Instructions for the task — Drop every picture and give the entries back exactly.

Stored records —
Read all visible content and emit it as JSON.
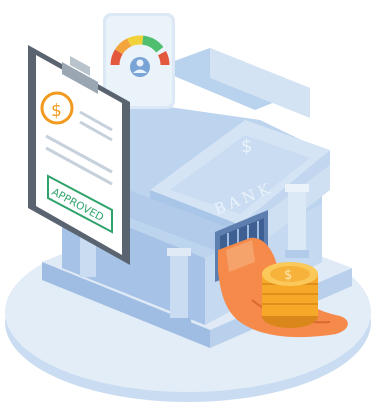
{
  "illustration": {
    "bank_sign": "BANK",
    "stamp_text": "APPROVED",
    "clipboard_symbol": "$",
    "pediment_symbol": "$",
    "coin_symbol": "$",
    "icons": [
      "clipboard-icon",
      "credit-score-gauge-icon",
      "bank-building-icon",
      "hand-icon",
      "coin-stack-icon"
    ],
    "colors": {
      "platform": "#dbe8f6",
      "bank_light": "#c7dbf1",
      "bank_mid": "#a9c6e8",
      "bank_dark": "#7fa3cf",
      "clipboard_board": "#5a6470",
      "stamp_green": "#2fa36b",
      "coin_gold": "#f6a928",
      "hand_skin": "#f58a4b"
    }
  }
}
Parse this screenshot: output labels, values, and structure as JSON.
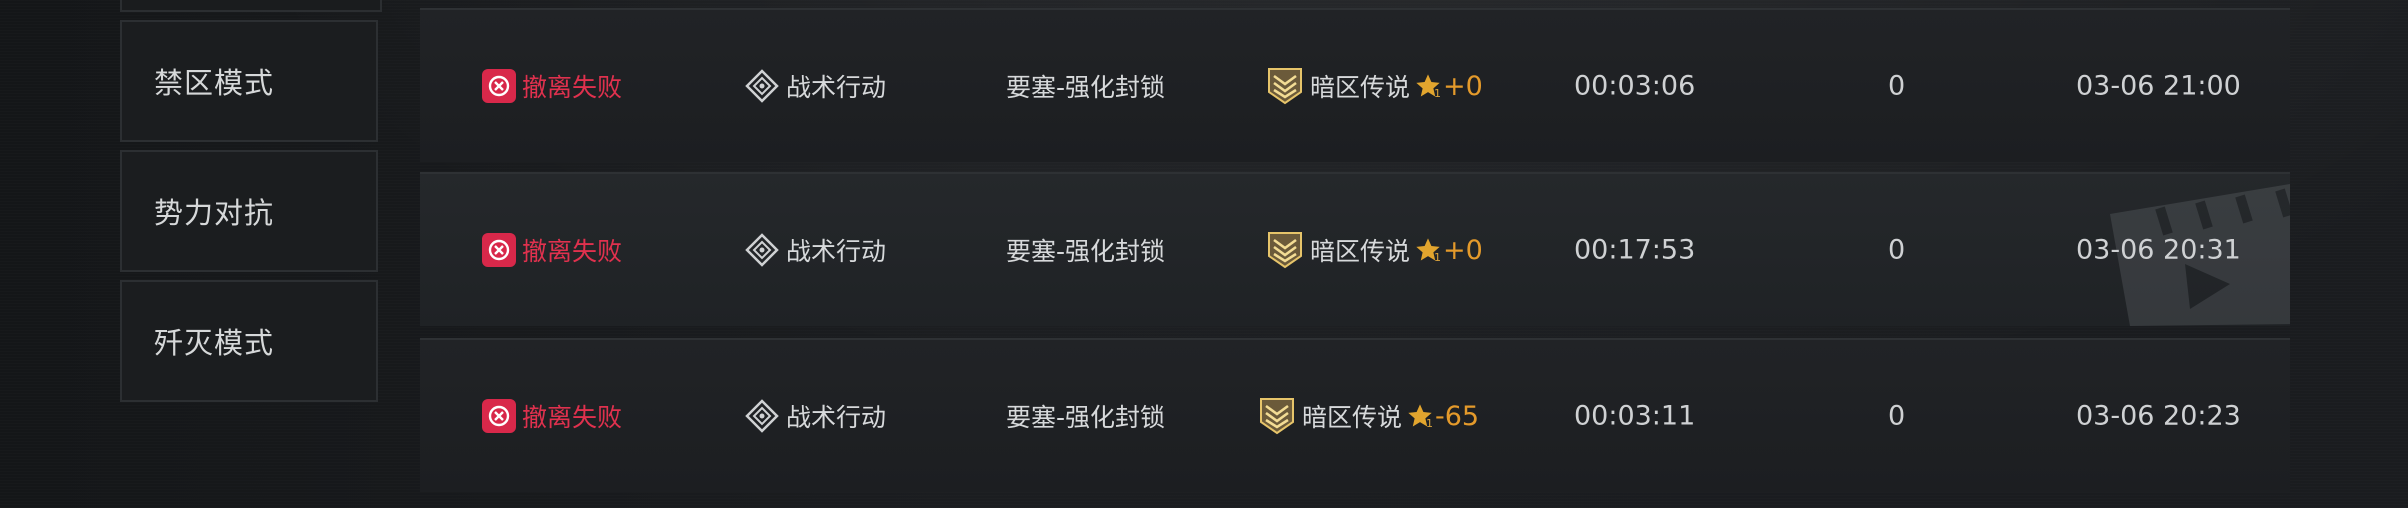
{
  "sidebar": {
    "items": [
      {
        "label": "禁区模式"
      },
      {
        "label": "势力对抗"
      },
      {
        "label": "歼灭模式"
      }
    ]
  },
  "records": [
    {
      "result": "撤离失败",
      "mode": "战术行动",
      "map": "要塞-强化封锁",
      "rank": "暗区传说",
      "star_level": "1",
      "delta": "+0",
      "duration": "00:03:06",
      "kills": "0",
      "time": "03-06 21:00"
    },
    {
      "result": "撤离失败",
      "mode": "战术行动",
      "map": "要塞-强化封锁",
      "rank": "暗区传说",
      "star_level": "1",
      "delta": "+0",
      "duration": "00:17:53",
      "kills": "0",
      "time": "03-06 20:31"
    },
    {
      "result": "撤离失败",
      "mode": "战术行动",
      "map": "要塞-强化封锁",
      "rank": "暗区传说",
      "star_level": "1",
      "delta": "-65",
      "duration": "00:03:11",
      "kills": "0",
      "time": "03-06 20:23"
    }
  ],
  "colors": {
    "fail": "#e0314e",
    "delta": "#e49a2b",
    "text": "#d7d9db"
  },
  "icons": {
    "result": "extraction-failed-icon",
    "mode": "tactical-op-diamond-icon",
    "rank": "chevron-rank-badge-icon",
    "star": "star-icon"
  }
}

Right answer —
Read all visible content and emit it as JSON.
{
  "illustration": {
    "bank_sign": "BANK",
    "stamp_text": "APPROVED",
    "clipboard_symbol": "$",
    "pediment_symbol": "$",
    "coin_symbol": "$",
    "icons": [
      "clipboard-icon",
      "credit-score-gauge-icon",
      "bank-building-icon",
      "hand-icon",
      "coin-stack-icon"
    ],
    "colors": {
      "platform": "#dbe8f6",
      "bank_light": "#c7dbf1",
      "bank_mid": "#a9c6e8",
      "bank_dark": "#7fa3cf",
      "clipboard_board": "#5a6470",
      "stamp_green": "#2fa36b",
      "coin_gold": "#f6a928",
      "hand_skin": "#f58a4b"
    }
  }
}
Parse this screenshot: output labels, values, and structure as JSON.
{
  "sidebar": {
    "items": [
      {
        "label": "禁区模式"
      },
      {
        "label": "势力对抗"
      },
      {
        "label": "歼灭模式"
      }
    ]
  },
  "records": [
    {
      "result": "撤离失败",
      "mode": "战术行动",
      "map": "要塞-强化封锁",
      "rank": "暗区传说",
      "star_level": "1",
      "delta": "+0",
      "duration": "00:03:06",
      "kills": "0",
      "time": "03-06 21:00"
    },
    {
      "result": "撤离失败",
      "mode": "战术行动",
      "map": "要塞-强化封锁",
      "rank": "暗区传说",
      "star_level": "1",
      "delta": "+0",
      "duration": "00:17:53",
      "kills": "0",
      "time": "03-06 20:31"
    },
    {
      "result": "撤离失败",
      "mode": "战术行动",
      "map": "要塞-强化封锁",
      "rank": "暗区传说",
      "star_level": "1",
      "delta": "-65",
      "duration": "00:03:11",
      "kills": "0",
      "time": "03-06 20:23"
    }
  ],
  "colors": {
    "fail": "#e0314e",
    "delta": "#e49a2b",
    "text": "#d7d9db"
  },
  "icons": {
    "result": "extraction-failed-icon",
    "mode": "tactical-op-diamond-icon",
    "rank": "chevron-rank-badge-icon",
    "star": "star-icon"
  }
}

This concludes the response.